#### RECORDS PROVIDED
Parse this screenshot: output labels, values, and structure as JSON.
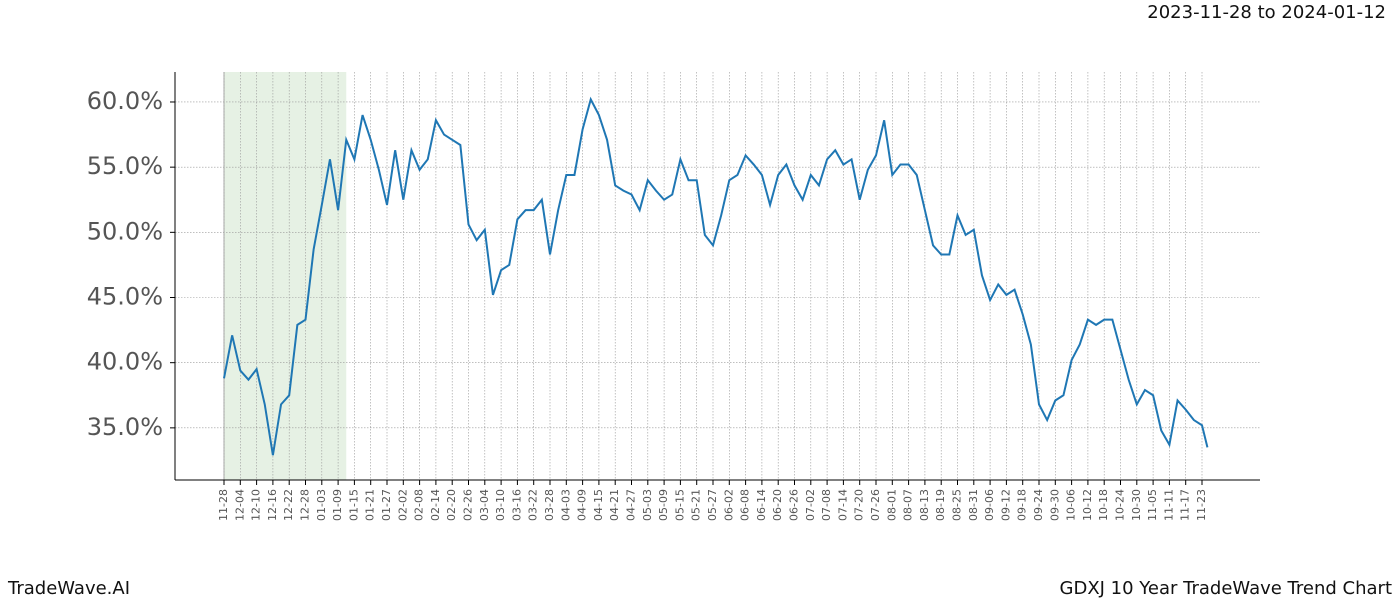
{
  "chart_data": {
    "type": "line",
    "date_range": "2023-11-28 to 2024-01-12",
    "brand": "TradeWave.AI",
    "title": "GDXJ 10 Year TradeWave Trend Chart",
    "color": "#1f77b4",
    "highlight": {
      "start": "11-28",
      "end": "01-12",
      "color": "#e6f1e4"
    },
    "grid": true,
    "x": [
      "11-28",
      "12-01",
      "12-04",
      "12-07",
      "12-10",
      "12-13",
      "12-16",
      "12-19",
      "12-22",
      "12-25",
      "12-28",
      "12-31",
      "01-03",
      "01-06",
      "01-09",
      "01-12",
      "01-15",
      "01-18",
      "01-21",
      "01-24",
      "01-27",
      "01-30",
      "02-02",
      "02-05",
      "02-08",
      "02-11",
      "02-14",
      "02-17",
      "02-20",
      "02-23",
      "02-26",
      "03-01",
      "03-04",
      "03-07",
      "03-10",
      "03-13",
      "03-16",
      "03-19",
      "03-22",
      "03-25",
      "03-28",
      "03-31",
      "04-03",
      "04-06",
      "04-09",
      "04-12",
      "04-15",
      "04-18",
      "04-21",
      "04-24",
      "04-27",
      "04-30",
      "05-03",
      "05-06",
      "05-09",
      "05-12",
      "05-15",
      "05-18",
      "05-21",
      "05-24",
      "05-27",
      "05-30",
      "06-02",
      "06-05",
      "06-08",
      "06-11",
      "06-14",
      "06-17",
      "06-20",
      "06-23",
      "06-26",
      "06-29",
      "07-02",
      "07-05",
      "07-08",
      "07-11",
      "07-14",
      "07-17",
      "07-20",
      "07-23",
      "07-26",
      "07-29",
      "08-01",
      "08-04",
      "08-07",
      "08-10",
      "08-13",
      "08-16",
      "08-19",
      "08-22",
      "08-25",
      "08-28",
      "08-31",
      "09-03",
      "09-06",
      "09-09",
      "09-12",
      "09-15",
      "09-18",
      "09-21",
      "09-24",
      "09-27",
      "09-30",
      "10-03",
      "10-06",
      "10-09",
      "10-12",
      "10-15",
      "10-18",
      "10-21",
      "10-24",
      "10-27",
      "10-30",
      "11-02",
      "11-05",
      "11-08",
      "11-11",
      "11-14",
      "11-17",
      "11-20",
      "11-23",
      "11-25"
    ],
    "values": [
      38.8,
      42.1,
      39.4,
      38.7,
      39.5,
      36.8,
      32.9,
      36.8,
      37.5,
      42.9,
      43.3,
      48.7,
      52.1,
      55.6,
      51.7,
      57.1,
      55.6,
      59.0,
      57.1,
      54.8,
      52.1,
      56.3,
      52.5,
      56.3,
      54.8,
      55.6,
      58.6,
      57.5,
      57.1,
      56.7,
      50.6,
      49.4,
      50.2,
      45.2,
      47.1,
      47.5,
      51.0,
      51.7,
      51.7,
      52.5,
      48.3,
      51.7,
      54.4,
      54.4,
      57.9,
      60.2,
      59.0,
      57.1,
      53.6,
      53.2,
      52.9,
      51.7,
      54.0,
      53.2,
      52.5,
      52.9,
      55.6,
      54.0,
      54.0,
      49.8,
      49.0,
      51.3,
      54.0,
      54.4,
      55.9,
      55.2,
      54.4,
      52.1,
      54.4,
      55.2,
      53.6,
      52.5,
      54.4,
      53.6,
      55.6,
      56.3,
      55.2,
      55.6,
      52.5,
      54.8,
      55.9,
      58.6,
      54.4,
      55.2,
      55.2,
      54.4,
      51.7,
      49.0,
      48.3,
      48.3,
      51.3,
      49.8,
      50.2,
      46.7,
      44.8,
      46.0,
      45.2,
      45.6,
      43.7,
      41.4,
      36.8,
      35.6,
      37.1,
      37.5,
      40.2,
      41.4,
      43.3,
      42.9,
      43.3,
      43.3,
      41.0,
      38.7,
      36.8,
      37.9,
      37.5,
      34.8,
      33.7,
      37.1,
      36.4,
      35.6,
      35.2,
      33.5
    ],
    "xticks": [
      "11-28",
      "12-04",
      "12-10",
      "12-16",
      "12-22",
      "12-28",
      "01-03",
      "01-09",
      "01-15",
      "01-21",
      "01-27",
      "02-02",
      "02-08",
      "02-14",
      "02-20",
      "02-26",
      "03-04",
      "03-10",
      "03-16",
      "03-22",
      "03-28",
      "04-03",
      "04-09",
      "04-15",
      "04-21",
      "04-27",
      "05-03",
      "05-09",
      "05-15",
      "05-21",
      "05-27",
      "06-02",
      "06-08",
      "06-14",
      "06-20",
      "06-26",
      "07-02",
      "07-08",
      "07-14",
      "07-20",
      "07-26",
      "08-01",
      "08-07",
      "08-13",
      "08-19",
      "08-25",
      "08-31",
      "09-06",
      "09-12",
      "09-18",
      "09-24",
      "09-30",
      "10-06",
      "10-12",
      "10-18",
      "10-24",
      "10-30",
      "11-05",
      "11-11",
      "11-17",
      "11-23"
    ],
    "ylim": [
      31,
      62.3
    ],
    "yticks": [
      {
        "value": 35,
        "label": "35.0%"
      },
      {
        "value": 40,
        "label": "40.0%"
      },
      {
        "value": 45,
        "label": "45.0%"
      },
      {
        "value": 50,
        "label": "50.0%"
      },
      {
        "value": 55,
        "label": "55.0%"
      },
      {
        "value": 60,
        "label": "60.0%"
      }
    ]
  }
}
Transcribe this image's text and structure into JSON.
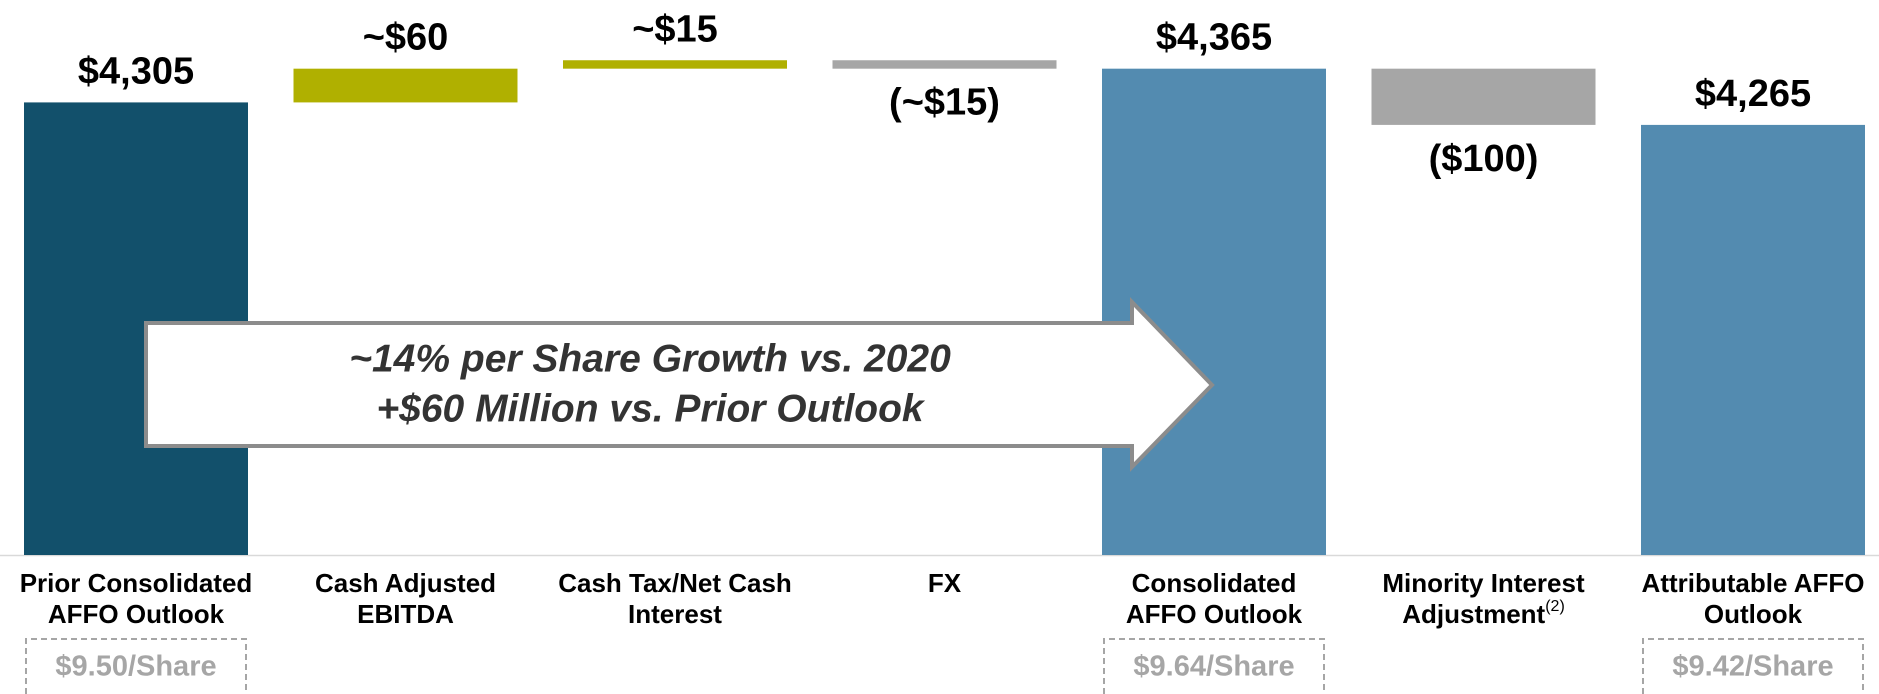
{
  "chart_data": {
    "type": "waterfall",
    "categories": [
      [
        "Prior Consolidated",
        "AFFO Outlook"
      ],
      [
        "Cash Adjusted",
        "EBITDA"
      ],
      [
        "Cash Tax/Net Cash",
        "Interest"
      ],
      [
        "FX"
      ],
      [
        "Consolidated",
        "AFFO Outlook"
      ],
      [
        "Minority Interest",
        "Adjustment"
      ],
      [
        "Attributable AFFO",
        "Outlook"
      ]
    ],
    "category_footnotes": {
      "5": "(2)"
    },
    "values": [
      4305,
      60,
      15,
      -15,
      4365,
      -100,
      4265
    ],
    "value_labels": [
      "$4,305",
      "~$60",
      "~$15",
      "(~$15)",
      "$4,365",
      "($100)",
      "$4,265"
    ],
    "measures": [
      "absolute",
      "relative",
      "relative",
      "relative",
      "absolute",
      "relative",
      "absolute"
    ],
    "colors": [
      "#12506b",
      "#b0b000",
      "#b0b000",
      "#a6a6a6",
      "#538bb0",
      "#a6a6a6",
      "#538bb0"
    ],
    "per_share_labels": {
      "0": "$9.50/Share",
      "4": "$9.64/Share",
      "6": "$9.42/Share"
    },
    "annotations": [
      "~14% per Share Growth vs. 2020",
      "+$60 Million vs. Prior Outlook"
    ],
    "ylim": [
      3500,
      4400
    ]
  }
}
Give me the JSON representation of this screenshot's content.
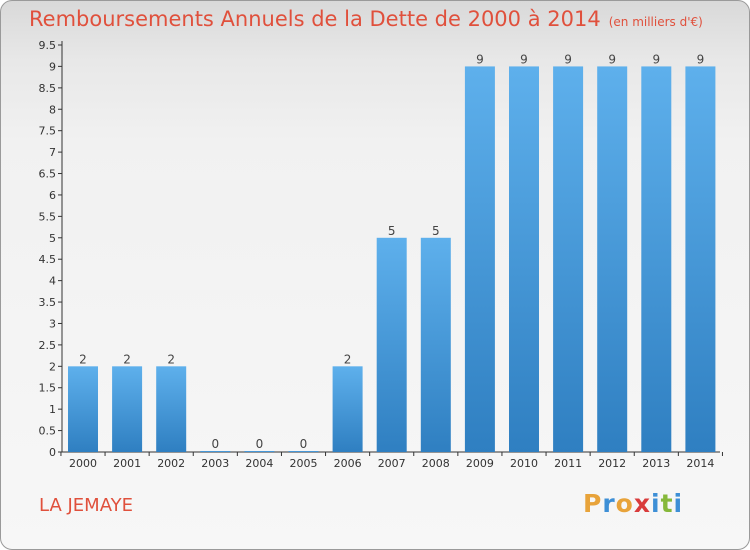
{
  "title": "Remboursements Annuels de la Dette de 2000 à 2014",
  "unit_note": "(en milliers d'€)",
  "commune": "LA JEMAYE",
  "logo": {
    "text": "Proxiti",
    "letters": [
      {
        "ch": "P",
        "color": "#e8a33a"
      },
      {
        "ch": "r",
        "color": "#3d8fd6"
      },
      {
        "ch": "o",
        "color": "#e8a33a"
      },
      {
        "ch": "x",
        "color": "#d93b3b"
      },
      {
        "ch": "i",
        "color": "#3d8fd6"
      },
      {
        "ch": "t",
        "color": "#86b83a"
      },
      {
        "ch": "i",
        "color": "#3d8fd6"
      }
    ]
  },
  "colors": {
    "accent": "#e0503c",
    "bar_light": "#5eb0ec",
    "bar_dark": "#2f7fc1"
  },
  "chart_data": {
    "type": "bar",
    "categories": [
      "2000",
      "2001",
      "2002",
      "2003",
      "2004",
      "2005",
      "2006",
      "2007",
      "2008",
      "2009",
      "2010",
      "2011",
      "2012",
      "2013",
      "2014"
    ],
    "values": [
      2,
      2,
      2,
      0,
      0,
      0,
      2,
      5,
      5,
      9,
      9,
      9,
      9,
      9,
      9
    ],
    "data_labels": [
      "2",
      "2",
      "2",
      "0",
      "0",
      "0",
      "2",
      "5",
      "5",
      "9",
      "9",
      "9",
      "9",
      "9",
      "9"
    ],
    "ylim": [
      0,
      9.5
    ],
    "y_ticks": [
      "0",
      "0.5",
      "1",
      "1.5",
      "2",
      "2.5",
      "3",
      "3.5",
      "4",
      "4.5",
      "5",
      "5.5",
      "6",
      "6.5",
      "7",
      "7.5",
      "8",
      "8.5",
      "9",
      "9.5"
    ],
    "grid": false,
    "xlabel": "",
    "ylabel": ""
  }
}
########
## DIRECTIONS FOR THIS TASK
Look through the listing above. Pick out each line with "Outlook" and copy it.

## RESPONSE BELOW
        "AFFO Outlook"
        "AFFO Outlook"
        "Outlook"
      "+$60 Million vs. Prior Outlook"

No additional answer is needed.